• _TO BE DONE_: Make an exact copy of all the data.

━━━━━ EXERCISE MATERIALS ━━━━━

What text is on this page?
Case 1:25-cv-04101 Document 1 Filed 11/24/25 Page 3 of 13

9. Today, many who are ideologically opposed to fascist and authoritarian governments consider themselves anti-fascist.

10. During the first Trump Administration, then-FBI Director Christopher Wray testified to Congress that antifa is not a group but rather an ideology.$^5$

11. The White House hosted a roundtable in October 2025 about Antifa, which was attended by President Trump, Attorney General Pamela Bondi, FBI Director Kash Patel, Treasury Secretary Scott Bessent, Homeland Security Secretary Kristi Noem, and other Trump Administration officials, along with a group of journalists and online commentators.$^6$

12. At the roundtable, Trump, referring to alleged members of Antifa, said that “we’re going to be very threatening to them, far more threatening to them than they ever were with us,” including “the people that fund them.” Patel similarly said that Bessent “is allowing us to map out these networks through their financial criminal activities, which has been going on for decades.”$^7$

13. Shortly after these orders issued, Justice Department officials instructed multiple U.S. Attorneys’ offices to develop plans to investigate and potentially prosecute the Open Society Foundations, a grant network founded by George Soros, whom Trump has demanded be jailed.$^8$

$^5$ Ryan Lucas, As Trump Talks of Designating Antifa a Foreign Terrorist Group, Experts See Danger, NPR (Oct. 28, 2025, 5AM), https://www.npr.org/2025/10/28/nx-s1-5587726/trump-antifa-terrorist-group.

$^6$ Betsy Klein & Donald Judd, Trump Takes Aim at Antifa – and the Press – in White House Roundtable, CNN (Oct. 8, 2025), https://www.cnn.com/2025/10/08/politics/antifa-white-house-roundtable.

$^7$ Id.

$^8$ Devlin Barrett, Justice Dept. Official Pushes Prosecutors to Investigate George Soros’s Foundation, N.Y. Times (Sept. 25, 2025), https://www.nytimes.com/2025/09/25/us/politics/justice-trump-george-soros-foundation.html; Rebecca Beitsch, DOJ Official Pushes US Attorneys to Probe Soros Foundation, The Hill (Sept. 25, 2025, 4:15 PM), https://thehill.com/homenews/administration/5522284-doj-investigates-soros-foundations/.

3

━━━━━

• _ANSWER TO THE EXERCISE_:
What text is on this page?
Case 1:25-cv-04101 Document 1 Filed 11/24/25 Page 3 of 13

9. Today, many who are ideologically opposed to fascist and authoritarian governments consider themselves anti-fascist.

10. During the first Trump Administration, then-FBI Director Christopher Wray testified to Congress that antifa is not a group but rather an ideology.$^5$

11. The White House hosted a roundtable in October 2025 about Antifa, which was attended by President Trump, Attorney General Pamela Bondi, FBI Director Kash Patel, Treasury Secretary Scott Bessent, Homeland Security Secretary Kristi Noem, and other Trump Administration officials, along with a group of journalists and online commentators.$^6$

12. At the roundtable, Trump, referring to alleged members of Antifa, said that “we’re going to be very threatening to them, far more threatening to them than they ever were with us,” including “the people that fund them.” Patel similarly said that Bessent “is allowing us to map out these networks through their financial criminal activities, which has been going on for decades.”$^7$

13. Shortly after these orders issued, Justice Department officials instructed multiple U.S. Attorneys’ offices to develop plans to investigate and potentially prosecute the Open Society Foundations, a grant network founded by George Soros, whom Trump has demanded be jailed.$^8$

$^5$ Ryan Lucas, As Trump Talks of Designating Antifa a Foreign Terrorist Group, Experts See Danger, NPR (Oct. 28, 2025, 5AM), https://www.npr.org/2025/10/28/nx-s1-5587726/trump-antifa-terrorist-group.

$^6$ Betsy Klein & Donald Judd, Trump Takes Aim at Antifa – and the Press – in White House Roundtable, CNN (Oct. 8, 2025), https://www.cnn.com/2025/10/08/politics/antifa-white-house-roundtable.

$^7$ Id.

$^8$ Devlin Barrett, Justice Dept. Official Pushes Prosecutors to Investigate George Soros’s Foundation, N.Y. Times (Sept. 25, 2025), https://www.nytimes.com/2025/09/25/us/politics/justice-trump-george-soros-foundation.html; Rebecca Beitsch, DOJ Official Pushes US Attorneys to Probe Soros Foundation, The Hill (Sept. 25, 2025, 4:15 PM), https://thehill.com/homenews/administration/5522284-doj-investigates-soros-foundations/.

3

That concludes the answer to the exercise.